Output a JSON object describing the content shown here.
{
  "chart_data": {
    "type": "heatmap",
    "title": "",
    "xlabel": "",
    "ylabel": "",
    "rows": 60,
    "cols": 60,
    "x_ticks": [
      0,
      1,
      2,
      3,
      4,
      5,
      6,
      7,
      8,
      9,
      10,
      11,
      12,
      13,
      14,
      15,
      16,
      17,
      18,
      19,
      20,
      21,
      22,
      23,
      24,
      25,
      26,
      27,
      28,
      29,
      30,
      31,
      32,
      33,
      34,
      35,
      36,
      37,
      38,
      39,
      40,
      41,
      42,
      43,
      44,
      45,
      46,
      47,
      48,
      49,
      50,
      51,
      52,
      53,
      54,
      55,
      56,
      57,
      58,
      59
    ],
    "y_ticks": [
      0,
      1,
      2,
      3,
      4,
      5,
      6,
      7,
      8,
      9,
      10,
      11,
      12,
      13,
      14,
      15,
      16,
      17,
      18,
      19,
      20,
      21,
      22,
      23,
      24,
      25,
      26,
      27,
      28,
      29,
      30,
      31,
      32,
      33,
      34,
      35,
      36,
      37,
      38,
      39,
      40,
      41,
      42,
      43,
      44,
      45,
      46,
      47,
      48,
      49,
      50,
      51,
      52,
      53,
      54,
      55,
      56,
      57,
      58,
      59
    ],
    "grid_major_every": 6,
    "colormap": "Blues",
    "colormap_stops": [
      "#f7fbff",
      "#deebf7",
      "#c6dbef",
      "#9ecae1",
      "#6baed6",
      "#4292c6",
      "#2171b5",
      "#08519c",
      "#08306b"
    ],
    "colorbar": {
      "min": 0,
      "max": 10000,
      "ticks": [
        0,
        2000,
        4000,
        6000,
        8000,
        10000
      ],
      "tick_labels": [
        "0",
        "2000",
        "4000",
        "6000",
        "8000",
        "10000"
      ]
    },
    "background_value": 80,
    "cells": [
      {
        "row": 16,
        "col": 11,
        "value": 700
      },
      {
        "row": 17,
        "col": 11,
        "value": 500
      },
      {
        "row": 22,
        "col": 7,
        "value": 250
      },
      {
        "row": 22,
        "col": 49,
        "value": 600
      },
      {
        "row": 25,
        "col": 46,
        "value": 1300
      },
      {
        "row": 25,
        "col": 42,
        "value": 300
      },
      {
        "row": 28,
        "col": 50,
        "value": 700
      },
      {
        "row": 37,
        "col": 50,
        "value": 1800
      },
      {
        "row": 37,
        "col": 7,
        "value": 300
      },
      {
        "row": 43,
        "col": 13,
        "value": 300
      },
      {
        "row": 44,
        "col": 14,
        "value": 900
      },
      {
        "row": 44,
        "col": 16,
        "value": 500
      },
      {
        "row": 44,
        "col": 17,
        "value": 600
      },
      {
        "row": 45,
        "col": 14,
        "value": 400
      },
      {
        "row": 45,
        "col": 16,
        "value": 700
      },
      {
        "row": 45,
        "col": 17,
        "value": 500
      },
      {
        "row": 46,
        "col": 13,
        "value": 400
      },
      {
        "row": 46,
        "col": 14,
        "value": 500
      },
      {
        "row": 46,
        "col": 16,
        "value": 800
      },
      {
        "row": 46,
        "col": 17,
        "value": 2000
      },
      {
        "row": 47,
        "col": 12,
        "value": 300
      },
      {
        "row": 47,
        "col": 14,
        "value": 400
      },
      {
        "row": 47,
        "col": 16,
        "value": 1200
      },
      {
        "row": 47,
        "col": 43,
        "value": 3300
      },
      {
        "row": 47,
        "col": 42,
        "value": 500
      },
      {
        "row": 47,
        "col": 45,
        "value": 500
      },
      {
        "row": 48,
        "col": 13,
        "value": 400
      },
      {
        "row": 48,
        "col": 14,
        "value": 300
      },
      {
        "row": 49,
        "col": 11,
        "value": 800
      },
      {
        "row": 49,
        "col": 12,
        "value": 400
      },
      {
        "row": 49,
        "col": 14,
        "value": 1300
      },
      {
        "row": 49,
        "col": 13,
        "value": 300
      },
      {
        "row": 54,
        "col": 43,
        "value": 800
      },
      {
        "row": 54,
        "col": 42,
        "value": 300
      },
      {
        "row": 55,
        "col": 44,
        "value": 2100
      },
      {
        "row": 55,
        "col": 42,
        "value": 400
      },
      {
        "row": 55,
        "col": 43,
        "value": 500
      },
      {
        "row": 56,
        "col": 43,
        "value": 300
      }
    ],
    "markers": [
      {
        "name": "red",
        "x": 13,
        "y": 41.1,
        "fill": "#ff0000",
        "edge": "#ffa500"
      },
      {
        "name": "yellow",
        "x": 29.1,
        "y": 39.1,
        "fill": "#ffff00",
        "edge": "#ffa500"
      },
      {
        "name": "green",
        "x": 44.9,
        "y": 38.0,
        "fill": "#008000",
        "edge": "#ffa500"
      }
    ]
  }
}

● REQUIREMENTS
Return every entry exactly as given.

● TASK RESULT
Output a JSON object describing the content shown here.
{
  "chart_data": {
    "type": "heatmap",
    "title": "",
    "xlabel": "",
    "ylabel": "",
    "rows": 60,
    "cols": 60,
    "x_ticks": [
      0,
      1,
      2,
      3,
      4,
      5,
      6,
      7,
      8,
      9,
      10,
      11,
      12,
      13,
      14,
      15,
      16,
      17,
      18,
      19,
      20,
      21,
      22,
      23,
      24,
      25,
      26,
      27,
      28,
      29,
      30,
      31,
      32,
      33,
      34,
      35,
      36,
      37,
      38,
      39,
      40,
      41,
      42,
      43,
      44,
      45,
      46,
      47,
      48,
      49,
      50,
      51,
      52,
      53,
      54,
      55,
      56,
      57,
      58,
      59
    ],
    "y_ticks": [
      0,
      1,
      2,
      3,
      4,
      5,
      6,
      7,
      8,
      9,
      10,
      11,
      12,
      13,
      14,
      15,
      16,
      17,
      18,
      19,
      20,
      21,
      22,
      23,
      24,
      25,
      26,
      27,
      28,
      29,
      30,
      31,
      32,
      33,
      34,
      35,
      36,
      37,
      38,
      39,
      40,
      41,
      42,
      43,
      44,
      45,
      46,
      47,
      48,
      49,
      50,
      51,
      52,
      53,
      54,
      55,
      56,
      57,
      58,
      59
    ],
    "grid_major_every": 6,
    "colormap": "Blues",
    "colormap_stops": [
      "#f7fbff",
      "#deebf7",
      "#c6dbef",
      "#9ecae1",
      "#6baed6",
      "#4292c6",
      "#2171b5",
      "#08519c",
      "#08306b"
    ],
    "colorbar": {
      "min": 0,
      "max": 10000,
      "ticks": [
        0,
        2000,
        4000,
        6000,
        8000,
        10000
      ],
      "tick_labels": [
        "0",
        "2000",
        "4000",
        "6000",
        "8000",
        "10000"
      ]
    },
    "background_value": 80,
    "cells": [
      {
        "row": 16,
        "col": 11,
        "value": 700
      },
      {
        "row": 17,
        "col": 11,
        "value": 500
      },
      {
        "row": 22,
        "col": 7,
        "value": 250
      },
      {
        "row": 22,
        "col": 49,
        "value": 600
      },
      {
        "row": 25,
        "col": 46,
        "value": 1300
      },
      {
        "row": 25,
        "col": 42,
        "value": 300
      },
      {
        "row": 28,
        "col": 50,
        "value": 700
      },
      {
        "row": 37,
        "col": 50,
        "value": 1800
      },
      {
        "row": 37,
        "col": 7,
        "value": 300
      },
      {
        "row": 43,
        "col": 13,
        "value": 300
      },
      {
        "row": 44,
        "col": 14,
        "value": 900
      },
      {
        "row": 44,
        "col": 16,
        "value": 500
      },
      {
        "row": 44,
        "col": 17,
        "value": 600
      },
      {
        "row": 45,
        "col": 14,
        "value": 400
      },
      {
        "row": 45,
        "col": 16,
        "value": 700
      },
      {
        "row": 45,
        "col": 17,
        "value": 500
      },
      {
        "row": 46,
        "col": 13,
        "value": 400
      },
      {
        "row": 46,
        "col": 14,
        "value": 500
      },
      {
        "row": 46,
        "col": 16,
        "value": 800
      },
      {
        "row": 46,
        "col": 17,
        "value": 2000
      },
      {
        "row": 47,
        "col": 12,
        "value": 300
      },
      {
        "row": 47,
        "col": 14,
        "value": 400
      },
      {
        "row": 47,
        "col": 16,
        "value": 1200
      },
      {
        "row": 47,
        "col": 43,
        "value": 3300
      },
      {
        "row": 47,
        "col": 42,
        "value": 500
      },
      {
        "row": 47,
        "col": 45,
        "value": 500
      },
      {
        "row": 48,
        "col": 13,
        "value": 400
      },
      {
        "row": 48,
        "col": 14,
        "value": 300
      },
      {
        "row": 49,
        "col": 11,
        "value": 800
      },
      {
        "row": 49,
        "col": 12,
        "value": 400
      },
      {
        "row": 49,
        "col": 14,
        "value": 1300
      },
      {
        "row": 49,
        "col": 13,
        "value": 300
      },
      {
        "row": 54,
        "col": 43,
        "value": 800
      },
      {
        "row": 54,
        "col": 42,
        "value": 300
      },
      {
        "row": 55,
        "col": 44,
        "value": 2100
      },
      {
        "row": 55,
        "col": 42,
        "value": 400
      },
      {
        "row": 55,
        "col": 43,
        "value": 500
      },
      {
        "row": 56,
        "col": 43,
        "value": 300
      }
    ],
    "markers": [
      {
        "name": "red",
        "x": 13,
        "y": 41.1,
        "fill": "#ff0000",
        "edge": "#ffa500"
      },
      {
        "name": "yellow",
        "x": 29.1,
        "y": 39.1,
        "fill": "#ffff00",
        "edge": "#ffa500"
      },
      {
        "name": "green",
        "x": 44.9,
        "y": 38.0,
        "fill": "#008000",
        "edge": "#ffa500"
      }
    ]
  }
}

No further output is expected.